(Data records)
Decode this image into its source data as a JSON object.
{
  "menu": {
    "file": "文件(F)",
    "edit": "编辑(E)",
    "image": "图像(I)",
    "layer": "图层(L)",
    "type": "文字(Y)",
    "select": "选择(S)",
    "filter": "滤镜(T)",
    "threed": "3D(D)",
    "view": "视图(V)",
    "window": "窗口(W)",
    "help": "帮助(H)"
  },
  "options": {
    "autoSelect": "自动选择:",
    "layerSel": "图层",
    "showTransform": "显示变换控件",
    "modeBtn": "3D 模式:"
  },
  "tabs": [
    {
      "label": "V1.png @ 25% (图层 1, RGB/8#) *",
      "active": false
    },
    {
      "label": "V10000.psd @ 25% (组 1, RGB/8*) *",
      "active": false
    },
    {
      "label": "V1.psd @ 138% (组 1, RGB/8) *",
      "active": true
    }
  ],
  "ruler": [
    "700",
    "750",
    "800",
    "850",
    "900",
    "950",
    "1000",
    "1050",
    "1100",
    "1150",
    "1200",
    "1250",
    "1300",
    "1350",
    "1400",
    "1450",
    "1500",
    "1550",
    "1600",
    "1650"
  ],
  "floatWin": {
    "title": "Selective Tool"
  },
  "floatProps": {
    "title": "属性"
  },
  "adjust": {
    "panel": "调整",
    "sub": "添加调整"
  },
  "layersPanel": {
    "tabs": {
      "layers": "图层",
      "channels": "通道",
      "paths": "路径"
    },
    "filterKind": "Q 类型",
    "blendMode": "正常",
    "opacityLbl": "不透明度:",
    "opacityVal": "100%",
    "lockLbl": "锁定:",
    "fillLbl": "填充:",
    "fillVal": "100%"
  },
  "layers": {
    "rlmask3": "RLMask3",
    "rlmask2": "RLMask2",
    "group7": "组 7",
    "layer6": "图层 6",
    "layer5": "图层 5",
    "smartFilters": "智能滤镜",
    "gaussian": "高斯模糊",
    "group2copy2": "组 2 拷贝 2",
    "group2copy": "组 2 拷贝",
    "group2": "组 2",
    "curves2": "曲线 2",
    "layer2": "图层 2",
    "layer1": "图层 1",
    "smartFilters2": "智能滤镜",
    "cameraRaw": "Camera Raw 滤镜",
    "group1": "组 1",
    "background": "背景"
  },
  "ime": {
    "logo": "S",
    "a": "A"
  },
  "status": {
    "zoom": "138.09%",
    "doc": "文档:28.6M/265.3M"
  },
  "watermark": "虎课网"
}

TASK DIRECTIONS →
Make a tally of the lines in this data that include the string "image", and answer with that tally alone.

TASK RESULT →
2